— start DATA SHOWN —

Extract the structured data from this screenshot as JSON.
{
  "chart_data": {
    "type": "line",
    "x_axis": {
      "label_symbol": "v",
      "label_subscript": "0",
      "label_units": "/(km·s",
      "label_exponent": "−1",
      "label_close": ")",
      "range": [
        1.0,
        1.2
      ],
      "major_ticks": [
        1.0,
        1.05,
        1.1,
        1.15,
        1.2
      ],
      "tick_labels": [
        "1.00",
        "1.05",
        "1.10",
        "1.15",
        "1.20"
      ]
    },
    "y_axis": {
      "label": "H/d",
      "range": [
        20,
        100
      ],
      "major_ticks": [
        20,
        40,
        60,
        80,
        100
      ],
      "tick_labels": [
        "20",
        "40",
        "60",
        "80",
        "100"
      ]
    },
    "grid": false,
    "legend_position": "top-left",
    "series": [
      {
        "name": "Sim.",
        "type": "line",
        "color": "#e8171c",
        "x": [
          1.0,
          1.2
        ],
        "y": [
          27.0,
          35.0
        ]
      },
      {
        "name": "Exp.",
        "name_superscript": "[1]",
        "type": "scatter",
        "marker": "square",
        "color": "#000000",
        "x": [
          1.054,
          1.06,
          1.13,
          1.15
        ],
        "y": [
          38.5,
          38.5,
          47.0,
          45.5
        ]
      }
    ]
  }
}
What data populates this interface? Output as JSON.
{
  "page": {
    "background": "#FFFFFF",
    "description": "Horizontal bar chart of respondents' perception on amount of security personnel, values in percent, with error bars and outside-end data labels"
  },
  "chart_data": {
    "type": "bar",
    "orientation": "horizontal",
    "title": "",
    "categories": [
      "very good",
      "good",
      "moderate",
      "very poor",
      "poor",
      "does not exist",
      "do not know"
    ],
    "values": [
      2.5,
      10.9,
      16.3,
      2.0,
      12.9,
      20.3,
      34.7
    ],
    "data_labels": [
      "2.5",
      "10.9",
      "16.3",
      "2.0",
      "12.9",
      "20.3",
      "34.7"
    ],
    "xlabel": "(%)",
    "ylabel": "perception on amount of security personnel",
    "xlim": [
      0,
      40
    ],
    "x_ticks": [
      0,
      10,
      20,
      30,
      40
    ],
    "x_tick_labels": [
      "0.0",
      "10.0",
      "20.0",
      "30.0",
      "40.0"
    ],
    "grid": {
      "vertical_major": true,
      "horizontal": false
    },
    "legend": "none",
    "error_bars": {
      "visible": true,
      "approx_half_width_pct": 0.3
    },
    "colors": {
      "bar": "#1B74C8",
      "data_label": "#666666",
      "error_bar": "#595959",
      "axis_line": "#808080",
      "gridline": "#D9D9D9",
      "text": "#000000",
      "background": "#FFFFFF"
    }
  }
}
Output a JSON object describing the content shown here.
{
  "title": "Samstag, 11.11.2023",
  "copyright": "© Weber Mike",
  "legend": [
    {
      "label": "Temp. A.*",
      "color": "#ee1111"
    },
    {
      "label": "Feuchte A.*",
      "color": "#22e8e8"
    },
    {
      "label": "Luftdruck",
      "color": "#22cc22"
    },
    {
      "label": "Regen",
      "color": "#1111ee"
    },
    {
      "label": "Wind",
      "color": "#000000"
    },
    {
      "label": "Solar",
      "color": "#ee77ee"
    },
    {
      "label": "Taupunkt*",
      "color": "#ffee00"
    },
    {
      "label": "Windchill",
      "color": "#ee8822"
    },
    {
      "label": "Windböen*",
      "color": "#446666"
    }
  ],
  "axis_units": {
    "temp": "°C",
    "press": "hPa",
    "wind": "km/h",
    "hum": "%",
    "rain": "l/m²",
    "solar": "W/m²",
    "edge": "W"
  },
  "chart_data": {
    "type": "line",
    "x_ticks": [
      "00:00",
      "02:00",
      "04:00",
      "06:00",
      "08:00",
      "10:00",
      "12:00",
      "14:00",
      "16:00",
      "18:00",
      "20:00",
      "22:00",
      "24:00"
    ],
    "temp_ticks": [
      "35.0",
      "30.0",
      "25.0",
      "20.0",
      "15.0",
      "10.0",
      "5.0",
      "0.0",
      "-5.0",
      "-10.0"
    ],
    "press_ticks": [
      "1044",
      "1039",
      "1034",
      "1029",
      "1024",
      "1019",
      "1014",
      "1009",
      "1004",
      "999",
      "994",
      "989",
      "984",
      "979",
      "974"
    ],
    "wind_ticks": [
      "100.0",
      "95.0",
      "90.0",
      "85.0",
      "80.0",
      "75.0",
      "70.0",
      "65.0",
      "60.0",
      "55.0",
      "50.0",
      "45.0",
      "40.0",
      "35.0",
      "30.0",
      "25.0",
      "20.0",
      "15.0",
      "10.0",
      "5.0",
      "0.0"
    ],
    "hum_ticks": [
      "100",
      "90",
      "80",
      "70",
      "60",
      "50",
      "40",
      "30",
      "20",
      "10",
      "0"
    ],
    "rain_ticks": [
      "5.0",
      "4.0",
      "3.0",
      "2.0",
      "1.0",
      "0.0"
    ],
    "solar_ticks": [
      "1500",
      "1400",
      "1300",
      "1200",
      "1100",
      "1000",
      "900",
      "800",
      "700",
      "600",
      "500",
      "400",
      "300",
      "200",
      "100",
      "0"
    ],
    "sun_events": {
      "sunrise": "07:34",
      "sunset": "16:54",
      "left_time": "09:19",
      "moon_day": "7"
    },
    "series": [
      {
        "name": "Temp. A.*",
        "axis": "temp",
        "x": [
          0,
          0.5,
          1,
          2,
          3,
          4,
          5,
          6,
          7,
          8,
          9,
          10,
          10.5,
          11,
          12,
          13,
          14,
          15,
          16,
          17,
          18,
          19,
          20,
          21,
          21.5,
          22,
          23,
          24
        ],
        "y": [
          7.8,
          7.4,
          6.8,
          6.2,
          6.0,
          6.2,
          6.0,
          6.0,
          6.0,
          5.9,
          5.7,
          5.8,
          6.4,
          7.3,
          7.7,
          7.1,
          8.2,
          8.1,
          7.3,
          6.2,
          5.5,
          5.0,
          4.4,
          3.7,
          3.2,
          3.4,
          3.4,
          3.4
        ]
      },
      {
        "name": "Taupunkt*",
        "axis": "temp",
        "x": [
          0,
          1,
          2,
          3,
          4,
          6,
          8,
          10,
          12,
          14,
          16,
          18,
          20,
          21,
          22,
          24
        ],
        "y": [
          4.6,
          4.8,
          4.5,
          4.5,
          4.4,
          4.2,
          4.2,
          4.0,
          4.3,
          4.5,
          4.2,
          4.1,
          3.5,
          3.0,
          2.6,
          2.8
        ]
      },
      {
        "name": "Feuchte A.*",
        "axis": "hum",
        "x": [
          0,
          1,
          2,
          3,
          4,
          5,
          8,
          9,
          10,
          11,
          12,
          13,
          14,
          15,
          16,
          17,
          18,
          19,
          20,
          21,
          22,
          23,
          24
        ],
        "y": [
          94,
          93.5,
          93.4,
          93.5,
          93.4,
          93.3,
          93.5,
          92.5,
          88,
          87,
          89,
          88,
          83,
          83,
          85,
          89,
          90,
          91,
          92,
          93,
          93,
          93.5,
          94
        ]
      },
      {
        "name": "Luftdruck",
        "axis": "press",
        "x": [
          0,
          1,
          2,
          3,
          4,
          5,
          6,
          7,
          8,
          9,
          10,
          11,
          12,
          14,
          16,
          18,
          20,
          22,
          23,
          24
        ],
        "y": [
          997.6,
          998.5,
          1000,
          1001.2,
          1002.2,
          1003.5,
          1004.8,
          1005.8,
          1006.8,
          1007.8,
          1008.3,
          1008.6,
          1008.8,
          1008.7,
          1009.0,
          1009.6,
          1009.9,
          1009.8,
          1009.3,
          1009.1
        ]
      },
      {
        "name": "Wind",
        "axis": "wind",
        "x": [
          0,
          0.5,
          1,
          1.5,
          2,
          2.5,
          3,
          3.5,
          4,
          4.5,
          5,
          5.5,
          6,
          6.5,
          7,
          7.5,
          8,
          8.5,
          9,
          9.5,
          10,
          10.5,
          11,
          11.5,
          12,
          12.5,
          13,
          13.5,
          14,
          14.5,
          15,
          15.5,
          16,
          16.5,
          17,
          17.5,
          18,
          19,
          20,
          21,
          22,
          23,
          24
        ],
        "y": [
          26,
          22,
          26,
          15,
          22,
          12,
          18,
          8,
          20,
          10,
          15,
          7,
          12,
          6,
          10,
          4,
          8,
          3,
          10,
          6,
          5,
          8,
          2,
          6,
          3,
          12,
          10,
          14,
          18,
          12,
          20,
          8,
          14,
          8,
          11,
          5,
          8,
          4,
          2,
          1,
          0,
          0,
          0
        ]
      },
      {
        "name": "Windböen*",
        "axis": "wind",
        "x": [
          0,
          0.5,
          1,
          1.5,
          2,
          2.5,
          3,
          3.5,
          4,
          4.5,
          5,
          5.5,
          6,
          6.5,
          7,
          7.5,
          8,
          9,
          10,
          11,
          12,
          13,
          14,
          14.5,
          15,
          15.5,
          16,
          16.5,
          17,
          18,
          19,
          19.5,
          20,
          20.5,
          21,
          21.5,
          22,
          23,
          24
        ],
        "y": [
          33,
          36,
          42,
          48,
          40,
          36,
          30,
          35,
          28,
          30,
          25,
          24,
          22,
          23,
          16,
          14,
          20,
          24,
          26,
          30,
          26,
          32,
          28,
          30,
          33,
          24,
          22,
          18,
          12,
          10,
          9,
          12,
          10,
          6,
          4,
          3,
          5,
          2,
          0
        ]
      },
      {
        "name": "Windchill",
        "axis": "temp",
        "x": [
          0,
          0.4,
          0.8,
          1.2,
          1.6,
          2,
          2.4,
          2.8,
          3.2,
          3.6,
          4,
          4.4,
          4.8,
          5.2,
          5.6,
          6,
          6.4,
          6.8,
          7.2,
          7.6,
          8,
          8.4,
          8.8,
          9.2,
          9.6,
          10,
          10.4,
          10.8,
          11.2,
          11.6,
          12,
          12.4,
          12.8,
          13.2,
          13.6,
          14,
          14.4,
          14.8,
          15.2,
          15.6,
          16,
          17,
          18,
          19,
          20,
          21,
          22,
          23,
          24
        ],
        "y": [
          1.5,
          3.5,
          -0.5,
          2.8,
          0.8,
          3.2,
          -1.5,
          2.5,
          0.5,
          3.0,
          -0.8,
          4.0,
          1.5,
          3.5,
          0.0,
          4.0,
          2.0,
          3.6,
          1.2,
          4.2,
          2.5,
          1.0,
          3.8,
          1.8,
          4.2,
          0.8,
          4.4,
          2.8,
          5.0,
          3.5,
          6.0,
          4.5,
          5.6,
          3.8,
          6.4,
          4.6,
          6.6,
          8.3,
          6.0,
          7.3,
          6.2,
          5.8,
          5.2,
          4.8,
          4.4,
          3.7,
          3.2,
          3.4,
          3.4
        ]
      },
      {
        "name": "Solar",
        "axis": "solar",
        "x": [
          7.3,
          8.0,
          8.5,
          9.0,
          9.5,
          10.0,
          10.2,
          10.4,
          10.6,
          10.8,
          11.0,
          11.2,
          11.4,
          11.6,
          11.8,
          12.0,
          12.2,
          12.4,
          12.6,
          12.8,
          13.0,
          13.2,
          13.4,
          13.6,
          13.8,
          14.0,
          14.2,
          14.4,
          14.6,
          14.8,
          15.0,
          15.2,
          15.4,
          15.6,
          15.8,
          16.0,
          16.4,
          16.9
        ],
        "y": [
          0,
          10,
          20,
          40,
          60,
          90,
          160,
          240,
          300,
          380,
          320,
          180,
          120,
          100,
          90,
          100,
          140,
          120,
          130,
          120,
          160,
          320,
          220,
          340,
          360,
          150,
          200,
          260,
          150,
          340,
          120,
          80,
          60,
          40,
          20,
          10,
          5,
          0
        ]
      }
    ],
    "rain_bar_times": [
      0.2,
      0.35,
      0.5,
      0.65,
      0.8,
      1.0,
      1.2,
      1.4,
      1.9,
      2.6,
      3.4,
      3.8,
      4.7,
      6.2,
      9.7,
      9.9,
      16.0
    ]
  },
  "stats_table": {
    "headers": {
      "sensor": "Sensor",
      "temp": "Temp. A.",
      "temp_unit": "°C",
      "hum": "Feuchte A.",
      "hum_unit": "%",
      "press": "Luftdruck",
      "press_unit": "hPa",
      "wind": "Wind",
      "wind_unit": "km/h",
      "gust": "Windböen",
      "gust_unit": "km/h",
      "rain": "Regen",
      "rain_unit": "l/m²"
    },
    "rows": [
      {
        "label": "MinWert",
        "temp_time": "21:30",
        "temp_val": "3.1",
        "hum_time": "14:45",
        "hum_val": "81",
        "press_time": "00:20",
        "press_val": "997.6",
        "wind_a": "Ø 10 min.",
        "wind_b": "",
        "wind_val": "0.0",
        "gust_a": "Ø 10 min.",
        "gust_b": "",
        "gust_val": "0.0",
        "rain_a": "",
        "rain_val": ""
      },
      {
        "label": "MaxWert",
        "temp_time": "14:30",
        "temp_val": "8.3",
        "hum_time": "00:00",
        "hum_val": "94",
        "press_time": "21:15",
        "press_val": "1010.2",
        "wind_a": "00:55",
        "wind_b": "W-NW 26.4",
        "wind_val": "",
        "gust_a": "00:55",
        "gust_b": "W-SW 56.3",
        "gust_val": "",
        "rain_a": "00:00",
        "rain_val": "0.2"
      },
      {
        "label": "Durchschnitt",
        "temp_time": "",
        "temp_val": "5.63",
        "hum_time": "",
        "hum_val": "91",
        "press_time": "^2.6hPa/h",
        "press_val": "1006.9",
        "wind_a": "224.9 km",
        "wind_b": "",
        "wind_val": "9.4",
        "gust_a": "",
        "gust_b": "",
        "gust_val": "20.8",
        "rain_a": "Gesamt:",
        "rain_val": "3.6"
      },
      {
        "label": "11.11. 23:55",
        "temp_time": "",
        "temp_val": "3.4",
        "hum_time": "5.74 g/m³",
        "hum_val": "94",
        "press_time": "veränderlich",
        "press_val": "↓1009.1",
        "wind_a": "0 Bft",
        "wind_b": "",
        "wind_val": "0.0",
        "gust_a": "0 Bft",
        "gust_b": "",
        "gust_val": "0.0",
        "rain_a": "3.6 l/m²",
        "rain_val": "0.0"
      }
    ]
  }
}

— end DATA SHOWN —

TO BE DONE ::
Filter out all lines lacking the word "background" and copy the rest.

OUTPUT FOR THIS TASK ::
    "background": "#FFFFFF",
      "background": "#FFFFFF"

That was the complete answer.